_WHAT YOU NEED TO DO_: An exact copy of every record is needed.

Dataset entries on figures
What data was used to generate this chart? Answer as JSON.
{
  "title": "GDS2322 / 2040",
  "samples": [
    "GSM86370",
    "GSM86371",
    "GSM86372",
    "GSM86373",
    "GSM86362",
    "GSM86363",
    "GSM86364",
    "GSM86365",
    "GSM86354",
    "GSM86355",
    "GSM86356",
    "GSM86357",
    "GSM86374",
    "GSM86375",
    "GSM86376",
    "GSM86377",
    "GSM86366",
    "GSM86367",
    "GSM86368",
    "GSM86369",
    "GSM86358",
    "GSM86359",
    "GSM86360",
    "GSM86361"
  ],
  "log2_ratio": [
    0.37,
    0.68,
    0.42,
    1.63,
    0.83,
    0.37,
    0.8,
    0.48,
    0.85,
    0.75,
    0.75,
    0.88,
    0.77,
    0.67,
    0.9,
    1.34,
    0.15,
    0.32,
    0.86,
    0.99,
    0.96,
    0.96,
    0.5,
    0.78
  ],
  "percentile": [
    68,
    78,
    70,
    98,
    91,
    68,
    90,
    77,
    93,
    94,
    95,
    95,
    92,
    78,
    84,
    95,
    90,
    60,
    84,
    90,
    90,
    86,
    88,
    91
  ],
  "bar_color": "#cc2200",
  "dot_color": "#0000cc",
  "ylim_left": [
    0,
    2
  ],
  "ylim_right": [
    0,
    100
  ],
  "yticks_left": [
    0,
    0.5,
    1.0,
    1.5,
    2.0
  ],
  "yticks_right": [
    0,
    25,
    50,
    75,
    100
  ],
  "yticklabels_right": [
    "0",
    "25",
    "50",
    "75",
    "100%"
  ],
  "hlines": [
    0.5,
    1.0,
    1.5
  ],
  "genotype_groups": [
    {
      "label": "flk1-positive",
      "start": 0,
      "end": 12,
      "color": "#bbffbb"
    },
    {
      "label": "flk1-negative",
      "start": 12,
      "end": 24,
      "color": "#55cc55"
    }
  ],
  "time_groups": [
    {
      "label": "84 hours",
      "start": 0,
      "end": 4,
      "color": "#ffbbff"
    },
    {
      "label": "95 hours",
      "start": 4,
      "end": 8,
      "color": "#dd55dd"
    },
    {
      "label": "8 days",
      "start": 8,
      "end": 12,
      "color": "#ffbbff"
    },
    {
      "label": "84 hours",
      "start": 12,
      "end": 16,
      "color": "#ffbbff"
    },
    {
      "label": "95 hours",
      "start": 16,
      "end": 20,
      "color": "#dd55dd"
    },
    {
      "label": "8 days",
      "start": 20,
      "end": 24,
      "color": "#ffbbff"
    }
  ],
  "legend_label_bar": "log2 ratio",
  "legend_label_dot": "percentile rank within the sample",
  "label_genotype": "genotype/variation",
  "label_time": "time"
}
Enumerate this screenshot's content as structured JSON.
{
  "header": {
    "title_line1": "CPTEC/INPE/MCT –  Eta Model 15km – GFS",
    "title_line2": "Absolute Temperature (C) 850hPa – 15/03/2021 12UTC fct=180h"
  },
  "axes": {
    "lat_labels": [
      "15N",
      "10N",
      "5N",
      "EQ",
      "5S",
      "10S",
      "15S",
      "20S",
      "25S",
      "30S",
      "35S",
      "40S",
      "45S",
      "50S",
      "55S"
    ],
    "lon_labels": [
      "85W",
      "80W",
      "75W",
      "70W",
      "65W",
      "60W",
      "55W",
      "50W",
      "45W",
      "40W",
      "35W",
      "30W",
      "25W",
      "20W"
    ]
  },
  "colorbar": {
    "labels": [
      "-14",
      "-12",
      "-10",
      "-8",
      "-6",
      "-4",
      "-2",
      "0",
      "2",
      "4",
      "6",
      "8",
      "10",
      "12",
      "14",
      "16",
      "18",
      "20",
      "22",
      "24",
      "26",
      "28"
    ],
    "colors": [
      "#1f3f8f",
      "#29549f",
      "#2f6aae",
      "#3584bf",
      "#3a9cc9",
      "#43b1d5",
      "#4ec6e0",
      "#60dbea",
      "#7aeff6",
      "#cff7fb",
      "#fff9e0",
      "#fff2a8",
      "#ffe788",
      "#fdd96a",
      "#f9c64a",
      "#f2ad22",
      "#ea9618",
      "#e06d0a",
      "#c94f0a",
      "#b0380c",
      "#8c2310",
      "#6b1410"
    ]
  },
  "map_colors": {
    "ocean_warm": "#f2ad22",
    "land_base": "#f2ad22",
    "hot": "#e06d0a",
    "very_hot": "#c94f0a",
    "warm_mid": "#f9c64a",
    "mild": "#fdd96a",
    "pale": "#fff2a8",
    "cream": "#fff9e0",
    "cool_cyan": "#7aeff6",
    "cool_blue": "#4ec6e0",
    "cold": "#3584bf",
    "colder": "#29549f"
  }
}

_WRITTEN REPLY_:
What data was used to generate this chart? Answer as JSON.
{
  "title": "GDS2322 / 2040",
  "samples": [
    "GSM86370",
    "GSM86371",
    "GSM86372",
    "GSM86373",
    "GSM86362",
    "GSM86363",
    "GSM86364",
    "GSM86365",
    "GSM86354",
    "GSM86355",
    "GSM86356",
    "GSM86357",
    "GSM86374",
    "GSM86375",
    "GSM86376",
    "GSM86377",
    "GSM86366",
    "GSM86367",
    "GSM86368",
    "GSM86369",
    "GSM86358",
    "GSM86359",
    "GSM86360",
    "GSM86361"
  ],
  "log2_ratio": [
    0.37,
    0.68,
    0.42,
    1.63,
    0.83,
    0.37,
    0.8,
    0.48,
    0.85,
    0.75,
    0.75,
    0.88,
    0.77,
    0.67,
    0.9,
    1.34,
    0.15,
    0.32,
    0.86,
    0.99,
    0.96,
    0.96,
    0.5,
    0.78
  ],
  "percentile": [
    68,
    78,
    70,
    98,
    91,
    68,
    90,
    77,
    93,
    94,
    95,
    95,
    92,
    78,
    84,
    95,
    90,
    60,
    84,
    90,
    90,
    86,
    88,
    91
  ],
  "bar_color": "#cc2200",
  "dot_color": "#0000cc",
  "ylim_left": [
    0,
    2
  ],
  "ylim_right": [
    0,
    100
  ],
  "yticks_left": [
    0,
    0.5,
    1.0,
    1.5,
    2.0
  ],
  "yticks_right": [
    0,
    25,
    50,
    75,
    100
  ],
  "yticklabels_right": [
    "0",
    "25",
    "50",
    "75",
    "100%"
  ],
  "hlines": [
    0.5,
    1.0,
    1.5
  ],
  "genotype_groups": [
    {
      "label": "flk1-positive",
      "start": 0,
      "end": 12,
      "color": "#bbffbb"
    },
    {
      "label": "flk1-negative",
      "start": 12,
      "end": 24,
      "color": "#55cc55"
    }
  ],
  "time_groups": [
    {
      "label": "84 hours",
      "start": 0,
      "end": 4,
      "color": "#ffbbff"
    },
    {
      "label": "95 hours",
      "start": 4,
      "end": 8,
      "color": "#dd55dd"
    },
    {
      "label": "8 days",
      "start": 8,
      "end": 12,
      "color": "#ffbbff"
    },
    {
      "label": "84 hours",
      "start": 12,
      "end": 16,
      "color": "#ffbbff"
    },
    {
      "label": "95 hours",
      "start": 16,
      "end": 20,
      "color": "#dd55dd"
    },
    {
      "label": "8 days",
      "start": 20,
      "end": 24,
      "color": "#ffbbff"
    }
  ],
  "legend_label_bar": "log2 ratio",
  "legend_label_dot": "percentile rank within the sample",
  "label_genotype": "genotype/variation",
  "label_time": "time"
}
Enumerate this screenshot's content as structured JSON.
{
  "header": {
    "title_line1": "CPTEC/INPE/MCT –  Eta Model 15km – GFS",
    "title_line2": "Absolute Temperature (C) 850hPa – 15/03/2021 12UTC fct=180h"
  },
  "axes": {
    "lat_labels": [
      "15N",
      "10N",
      "5N",
      "EQ",
      "5S",
      "10S",
      "15S",
      "20S",
      "25S",
      "30S",
      "35S",
      "40S",
      "45S",
      "50S",
      "55S"
    ],
    "lon_labels": [
      "85W",
      "80W",
      "75W",
      "70W",
      "65W",
      "60W",
      "55W",
      "50W",
      "45W",
      "40W",
      "35W",
      "30W",
      "25W",
      "20W"
    ]
  },
  "colorbar": {
    "labels": [
      "-14",
      "-12",
      "-10",
      "-8",
      "-6",
      "-4",
      "-2",
      "0",
      "2",
      "4",
      "6",
      "8",
      "10",
      "12",
      "14",
      "16",
      "18",
      "20",
      "22",
      "24",
      "26",
      "28"
    ],
    "colors": [
      "#1f3f8f",
      "#29549f",
      "#2f6aae",
      "#3584bf",
      "#3a9cc9",
      "#43b1d5",
      "#4ec6e0",
      "#60dbea",
      "#7aeff6",
      "#cff7fb",
      "#fff9e0",
      "#fff2a8",
      "#ffe788",
      "#fdd96a",
      "#f9c64a",
      "#f2ad22",
      "#ea9618",
      "#e06d0a",
      "#c94f0a",
      "#b0380c",
      "#8c2310",
      "#6b1410"
    ]
  },
  "map_colors": {
    "ocean_warm": "#f2ad22",
    "land_base": "#f2ad22",
    "hot": "#e06d0a",
    "very_hot": "#c94f0a",
    "warm_mid": "#f9c64a",
    "mild": "#fdd96a",
    "pale": "#fff2a8",
    "cream": "#fff9e0",
    "cool_cyan": "#7aeff6",
    "cool_blue": "#4ec6e0",
    "cold": "#3584bf",
    "colder": "#29549f"
  }
}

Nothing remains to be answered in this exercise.